(Dataset records)
+ + + +
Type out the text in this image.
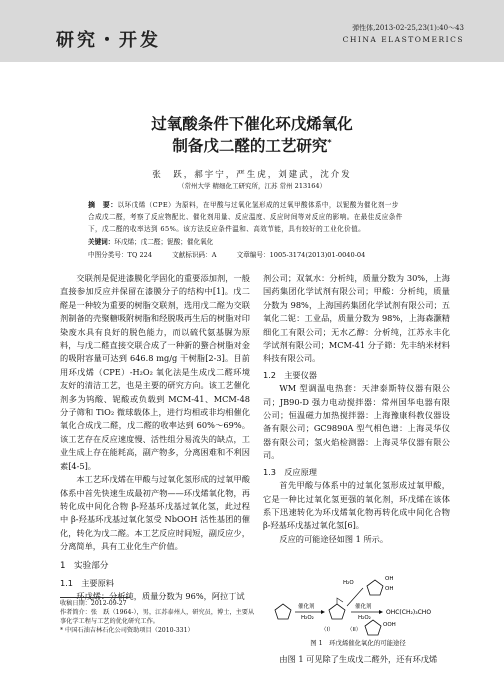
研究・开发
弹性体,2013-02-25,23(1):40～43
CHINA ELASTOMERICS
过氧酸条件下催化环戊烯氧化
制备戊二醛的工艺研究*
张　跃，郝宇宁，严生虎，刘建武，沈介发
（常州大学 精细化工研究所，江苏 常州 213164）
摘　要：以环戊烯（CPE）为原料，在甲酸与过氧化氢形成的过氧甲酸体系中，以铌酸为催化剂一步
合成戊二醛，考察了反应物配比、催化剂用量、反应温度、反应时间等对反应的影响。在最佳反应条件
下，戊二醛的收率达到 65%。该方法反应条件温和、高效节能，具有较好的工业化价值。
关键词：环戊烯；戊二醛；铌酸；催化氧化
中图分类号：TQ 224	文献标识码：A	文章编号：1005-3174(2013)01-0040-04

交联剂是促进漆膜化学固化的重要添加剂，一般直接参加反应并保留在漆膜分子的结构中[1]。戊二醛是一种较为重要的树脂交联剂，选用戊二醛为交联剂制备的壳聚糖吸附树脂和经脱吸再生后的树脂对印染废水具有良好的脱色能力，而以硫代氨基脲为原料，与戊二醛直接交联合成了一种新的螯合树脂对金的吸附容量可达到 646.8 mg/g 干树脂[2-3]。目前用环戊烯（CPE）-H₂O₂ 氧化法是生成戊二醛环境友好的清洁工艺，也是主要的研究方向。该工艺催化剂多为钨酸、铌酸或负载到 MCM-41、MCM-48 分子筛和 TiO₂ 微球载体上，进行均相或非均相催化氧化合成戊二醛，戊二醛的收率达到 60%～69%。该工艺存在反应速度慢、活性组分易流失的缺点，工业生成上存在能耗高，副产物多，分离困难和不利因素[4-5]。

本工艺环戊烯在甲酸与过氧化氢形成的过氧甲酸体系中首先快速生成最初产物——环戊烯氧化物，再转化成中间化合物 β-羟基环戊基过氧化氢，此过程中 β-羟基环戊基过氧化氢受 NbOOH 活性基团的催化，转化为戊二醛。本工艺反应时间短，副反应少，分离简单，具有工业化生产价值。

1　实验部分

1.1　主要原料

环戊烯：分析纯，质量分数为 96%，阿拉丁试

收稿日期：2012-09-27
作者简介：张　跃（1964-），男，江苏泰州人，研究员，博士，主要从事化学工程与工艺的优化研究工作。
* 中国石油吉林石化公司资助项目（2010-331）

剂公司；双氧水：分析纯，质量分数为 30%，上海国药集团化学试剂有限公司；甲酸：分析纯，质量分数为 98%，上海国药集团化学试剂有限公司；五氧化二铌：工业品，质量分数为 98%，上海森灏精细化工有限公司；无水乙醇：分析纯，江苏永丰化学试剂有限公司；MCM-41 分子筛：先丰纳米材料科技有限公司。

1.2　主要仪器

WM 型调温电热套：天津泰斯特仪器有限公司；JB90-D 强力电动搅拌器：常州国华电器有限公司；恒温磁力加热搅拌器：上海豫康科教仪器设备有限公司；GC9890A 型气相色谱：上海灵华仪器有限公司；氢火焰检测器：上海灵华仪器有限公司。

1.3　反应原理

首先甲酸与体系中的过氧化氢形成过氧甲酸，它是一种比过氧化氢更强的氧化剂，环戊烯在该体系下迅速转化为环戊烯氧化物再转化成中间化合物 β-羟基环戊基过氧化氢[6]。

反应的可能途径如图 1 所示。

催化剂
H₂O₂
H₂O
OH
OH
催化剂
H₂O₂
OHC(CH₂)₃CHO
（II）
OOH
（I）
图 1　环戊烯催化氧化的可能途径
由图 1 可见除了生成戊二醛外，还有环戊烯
+ + + +
Pictures are excluded; copy every other part of the records exactly.

■ SOLUTION TO THE EXERCISE ■
Type out the text in this image.
研究・开发
弹性体,2013-02-25,23(1):40～43
CHINA ELASTOMERICS
过氧酸条件下催化环戊烯氧化
制备戊二醛的工艺研究*
张　跃，郝宇宁，严生虎，刘建武，沈介发
（常州大学 精细化工研究所，江苏 常州 213164）
摘　要：以环戊烯（CPE）为原料，在甲酸与过氧化氢形成的过氧甲酸体系中，以铌酸为催化剂一步
合成戊二醛，考察了反应物配比、催化剂用量、反应温度、反应时间等对反应的影响。在最佳反应条件
下，戊二醛的收率达到 65%。该方法反应条件温和、高效节能，具有较好的工业化价值。
关键词：环戊烯；戊二醛；铌酸；催化氧化
中图分类号：TQ 224	文献标识码：A	文章编号：1005-3174(2013)01-0040-04

交联剂是促进漆膜化学固化的重要添加剂，一般直接参加反应并保留在漆膜分子的结构中[1]。戊二醛是一种较为重要的树脂交联剂，选用戊二醛为交联剂制备的壳聚糖吸附树脂和经脱吸再生后的树脂对印染废水具有良好的脱色能力，而以硫代氨基脲为原料，与戊二醛直接交联合成了一种新的螯合树脂对金的吸附容量可达到 646.8 mg/g 干树脂[2-3]。目前用环戊烯（CPE）-H₂O₂ 氧化法是生成戊二醛环境友好的清洁工艺，也是主要的研究方向。该工艺催化剂多为钨酸、铌酸或负载到 MCM-41、MCM-48 分子筛和 TiO₂ 微球载体上，进行均相或非均相催化氧化合成戊二醛，戊二醛的收率达到 60%～69%。该工艺存在反应速度慢、活性组分易流失的缺点，工业生成上存在能耗高，副产物多，分离困难和不利因素[4-5]。

本工艺环戊烯在甲酸与过氧化氢形成的过氧甲酸体系中首先快速生成最初产物——环戊烯氧化物，再转化成中间化合物 β-羟基环戊基过氧化氢，此过程中 β-羟基环戊基过氧化氢受 NbOOH 活性基团的催化，转化为戊二醛。本工艺反应时间短，副反应少，分离简单，具有工业化生产价值。

1　实验部分

1.1　主要原料

环戊烯：分析纯，质量分数为 96%，阿拉丁试

收稿日期：2012-09-27
作者简介：张　跃（1964-），男，江苏泰州人，研究员，博士，主要从事化学工程与工艺的优化研究工作。
* 中国石油吉林石化公司资助项目（2010-331）

剂公司；双氧水：分析纯，质量分数为 30%，上海国药集团化学试剂有限公司；甲酸：分析纯，质量分数为 98%，上海国药集团化学试剂有限公司；五氧化二铌：工业品，质量分数为 98%，上海森灏精细化工有限公司；无水乙醇：分析纯，江苏永丰化学试剂有限公司；MCM-41 分子筛：先丰纳米材料科技有限公司。

1.2　主要仪器

WM 型调温电热套：天津泰斯特仪器有限公司；JB90-D 强力电动搅拌器：常州国华电器有限公司；恒温磁力加热搅拌器：上海豫康科教仪器设备有限公司；GC9890A 型气相色谱：上海灵华仪器有限公司；氢火焰检测器：上海灵华仪器有限公司。

1.3　反应原理

首先甲酸与体系中的过氧化氢形成过氧甲酸，它是一种比过氧化氢更强的氧化剂，环戊烯在该体系下迅速转化为环戊烯氧化物再转化成中间化合物 β-羟基环戊基过氧化氢[6]。

反应的可能途径如图 1 所示。

催化剂
H₂O₂
H₂O
OH
OH
催化剂
H₂O₂
OHC(CH₂)₃CHO
（II）
OOH
（I）
图 1　环戊烯催化氧化的可能途径
由图 1 可见除了生成戊二醛外，还有环戊烯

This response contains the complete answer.